#### Task to carry out:
Copy every line of the records below where the word "vinduet" occurs.

#### Raw records:
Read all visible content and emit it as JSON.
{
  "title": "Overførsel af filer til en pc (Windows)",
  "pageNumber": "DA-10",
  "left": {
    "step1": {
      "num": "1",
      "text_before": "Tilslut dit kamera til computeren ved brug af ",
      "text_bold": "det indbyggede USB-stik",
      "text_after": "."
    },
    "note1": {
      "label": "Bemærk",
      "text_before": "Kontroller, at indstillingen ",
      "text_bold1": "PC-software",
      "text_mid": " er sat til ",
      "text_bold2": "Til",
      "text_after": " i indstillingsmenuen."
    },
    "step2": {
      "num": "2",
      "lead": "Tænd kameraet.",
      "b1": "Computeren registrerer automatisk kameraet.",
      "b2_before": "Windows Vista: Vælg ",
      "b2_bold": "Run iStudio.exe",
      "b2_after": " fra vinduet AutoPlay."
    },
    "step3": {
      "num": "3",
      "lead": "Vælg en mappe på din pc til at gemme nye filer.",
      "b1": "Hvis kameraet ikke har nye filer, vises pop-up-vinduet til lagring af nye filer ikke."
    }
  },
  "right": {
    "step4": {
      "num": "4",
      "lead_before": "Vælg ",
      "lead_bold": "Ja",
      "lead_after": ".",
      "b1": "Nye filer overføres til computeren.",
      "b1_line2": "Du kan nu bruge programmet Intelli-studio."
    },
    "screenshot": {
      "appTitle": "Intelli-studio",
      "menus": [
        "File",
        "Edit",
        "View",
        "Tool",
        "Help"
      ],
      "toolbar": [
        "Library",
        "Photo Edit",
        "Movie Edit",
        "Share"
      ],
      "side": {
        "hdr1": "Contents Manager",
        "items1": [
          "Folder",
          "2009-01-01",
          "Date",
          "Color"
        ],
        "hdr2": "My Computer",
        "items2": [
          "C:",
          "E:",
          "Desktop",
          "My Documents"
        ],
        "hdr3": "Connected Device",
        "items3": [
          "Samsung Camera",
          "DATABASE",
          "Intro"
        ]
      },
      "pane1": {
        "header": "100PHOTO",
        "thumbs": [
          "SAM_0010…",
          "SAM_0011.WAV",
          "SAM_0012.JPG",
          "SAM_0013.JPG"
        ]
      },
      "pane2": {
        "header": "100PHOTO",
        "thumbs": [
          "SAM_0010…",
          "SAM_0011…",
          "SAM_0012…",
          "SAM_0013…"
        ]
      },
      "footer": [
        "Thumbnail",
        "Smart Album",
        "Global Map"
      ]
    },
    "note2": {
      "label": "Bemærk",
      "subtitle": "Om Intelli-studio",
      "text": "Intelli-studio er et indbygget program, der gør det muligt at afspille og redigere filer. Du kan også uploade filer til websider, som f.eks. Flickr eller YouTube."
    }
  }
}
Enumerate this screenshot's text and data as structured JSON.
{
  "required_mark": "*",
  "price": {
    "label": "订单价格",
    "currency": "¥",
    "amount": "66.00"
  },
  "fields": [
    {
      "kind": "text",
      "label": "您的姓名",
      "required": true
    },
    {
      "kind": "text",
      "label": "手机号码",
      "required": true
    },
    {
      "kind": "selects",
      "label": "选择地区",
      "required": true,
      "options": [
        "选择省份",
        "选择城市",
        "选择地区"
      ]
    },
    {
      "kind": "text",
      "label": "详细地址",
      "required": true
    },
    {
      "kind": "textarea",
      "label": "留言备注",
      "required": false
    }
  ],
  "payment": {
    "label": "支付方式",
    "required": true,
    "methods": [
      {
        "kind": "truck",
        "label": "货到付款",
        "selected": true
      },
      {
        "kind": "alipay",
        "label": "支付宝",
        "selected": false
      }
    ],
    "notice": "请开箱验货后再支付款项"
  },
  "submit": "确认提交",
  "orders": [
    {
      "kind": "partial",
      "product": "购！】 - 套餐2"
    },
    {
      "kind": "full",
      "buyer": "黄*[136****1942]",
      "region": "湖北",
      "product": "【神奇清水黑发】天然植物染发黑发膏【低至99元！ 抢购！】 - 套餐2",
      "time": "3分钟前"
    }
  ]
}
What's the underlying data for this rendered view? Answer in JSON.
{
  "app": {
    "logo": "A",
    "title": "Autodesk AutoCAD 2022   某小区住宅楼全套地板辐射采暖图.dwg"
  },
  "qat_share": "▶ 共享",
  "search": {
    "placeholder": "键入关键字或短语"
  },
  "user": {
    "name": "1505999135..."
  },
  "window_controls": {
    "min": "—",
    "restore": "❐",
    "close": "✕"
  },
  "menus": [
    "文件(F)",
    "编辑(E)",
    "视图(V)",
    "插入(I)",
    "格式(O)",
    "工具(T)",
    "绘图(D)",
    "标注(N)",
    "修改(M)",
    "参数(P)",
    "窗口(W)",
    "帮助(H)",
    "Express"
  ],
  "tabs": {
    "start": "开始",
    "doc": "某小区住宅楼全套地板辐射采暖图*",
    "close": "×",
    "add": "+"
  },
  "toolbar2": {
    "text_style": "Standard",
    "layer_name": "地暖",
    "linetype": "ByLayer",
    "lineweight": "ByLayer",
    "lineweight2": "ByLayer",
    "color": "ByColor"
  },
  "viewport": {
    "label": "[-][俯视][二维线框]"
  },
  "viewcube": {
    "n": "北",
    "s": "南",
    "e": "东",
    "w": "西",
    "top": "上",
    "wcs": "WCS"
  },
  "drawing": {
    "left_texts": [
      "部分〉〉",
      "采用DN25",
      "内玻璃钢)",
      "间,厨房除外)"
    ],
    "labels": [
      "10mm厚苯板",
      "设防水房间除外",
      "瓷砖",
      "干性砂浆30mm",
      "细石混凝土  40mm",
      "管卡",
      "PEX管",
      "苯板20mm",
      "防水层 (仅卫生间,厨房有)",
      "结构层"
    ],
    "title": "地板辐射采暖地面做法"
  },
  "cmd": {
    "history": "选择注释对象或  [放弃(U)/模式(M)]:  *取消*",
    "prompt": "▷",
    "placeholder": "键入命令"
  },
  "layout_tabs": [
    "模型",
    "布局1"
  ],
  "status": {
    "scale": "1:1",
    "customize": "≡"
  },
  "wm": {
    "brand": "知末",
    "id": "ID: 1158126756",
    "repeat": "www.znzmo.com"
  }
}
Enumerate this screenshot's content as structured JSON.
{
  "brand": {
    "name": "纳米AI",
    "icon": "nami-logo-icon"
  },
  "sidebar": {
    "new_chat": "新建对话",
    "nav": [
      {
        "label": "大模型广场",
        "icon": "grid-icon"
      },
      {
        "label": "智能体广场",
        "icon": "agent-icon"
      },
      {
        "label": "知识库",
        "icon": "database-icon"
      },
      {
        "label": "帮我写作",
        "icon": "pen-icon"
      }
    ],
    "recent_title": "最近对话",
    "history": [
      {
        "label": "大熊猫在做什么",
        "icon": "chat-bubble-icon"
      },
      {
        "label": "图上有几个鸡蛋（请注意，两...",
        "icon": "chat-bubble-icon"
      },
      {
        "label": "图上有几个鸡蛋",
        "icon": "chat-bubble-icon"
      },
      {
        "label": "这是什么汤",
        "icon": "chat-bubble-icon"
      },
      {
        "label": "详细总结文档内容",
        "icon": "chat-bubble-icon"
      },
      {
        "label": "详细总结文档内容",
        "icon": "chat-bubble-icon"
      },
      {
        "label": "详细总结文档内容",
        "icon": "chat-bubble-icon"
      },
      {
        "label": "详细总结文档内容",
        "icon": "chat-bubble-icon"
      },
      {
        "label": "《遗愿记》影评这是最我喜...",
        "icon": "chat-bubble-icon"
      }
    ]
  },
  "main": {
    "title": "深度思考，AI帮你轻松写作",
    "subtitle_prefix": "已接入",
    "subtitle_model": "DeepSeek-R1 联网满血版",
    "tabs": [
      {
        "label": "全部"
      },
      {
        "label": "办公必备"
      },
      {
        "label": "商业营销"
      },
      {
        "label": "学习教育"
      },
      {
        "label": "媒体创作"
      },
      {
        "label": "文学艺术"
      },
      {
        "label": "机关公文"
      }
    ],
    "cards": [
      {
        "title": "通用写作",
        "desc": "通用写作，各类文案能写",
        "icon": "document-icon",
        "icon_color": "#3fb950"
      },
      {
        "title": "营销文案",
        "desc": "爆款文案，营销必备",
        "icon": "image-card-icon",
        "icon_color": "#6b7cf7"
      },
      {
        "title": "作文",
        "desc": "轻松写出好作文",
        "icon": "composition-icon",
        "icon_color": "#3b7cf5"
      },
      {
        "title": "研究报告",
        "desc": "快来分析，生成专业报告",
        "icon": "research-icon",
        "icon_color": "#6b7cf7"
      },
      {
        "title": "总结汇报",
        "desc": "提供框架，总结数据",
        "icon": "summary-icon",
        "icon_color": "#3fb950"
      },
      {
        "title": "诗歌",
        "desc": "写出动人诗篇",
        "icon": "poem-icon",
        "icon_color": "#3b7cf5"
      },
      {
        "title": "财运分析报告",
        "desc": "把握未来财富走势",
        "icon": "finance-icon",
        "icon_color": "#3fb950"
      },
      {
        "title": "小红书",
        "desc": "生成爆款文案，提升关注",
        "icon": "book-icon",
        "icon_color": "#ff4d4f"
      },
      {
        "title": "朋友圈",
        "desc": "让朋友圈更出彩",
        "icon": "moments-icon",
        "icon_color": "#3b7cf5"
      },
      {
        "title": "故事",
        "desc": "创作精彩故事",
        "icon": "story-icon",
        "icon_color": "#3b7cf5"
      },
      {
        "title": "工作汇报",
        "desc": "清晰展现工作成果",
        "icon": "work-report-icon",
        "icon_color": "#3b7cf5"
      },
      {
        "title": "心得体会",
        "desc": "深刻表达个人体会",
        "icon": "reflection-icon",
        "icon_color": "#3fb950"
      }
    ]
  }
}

#### Complete response:
      "b2_after": " fra vinduet AutoPlay."
      "b1": "Hvis kameraet ikke har nye filer, vises pop-up-vinduet til lagring af nye filer ikke."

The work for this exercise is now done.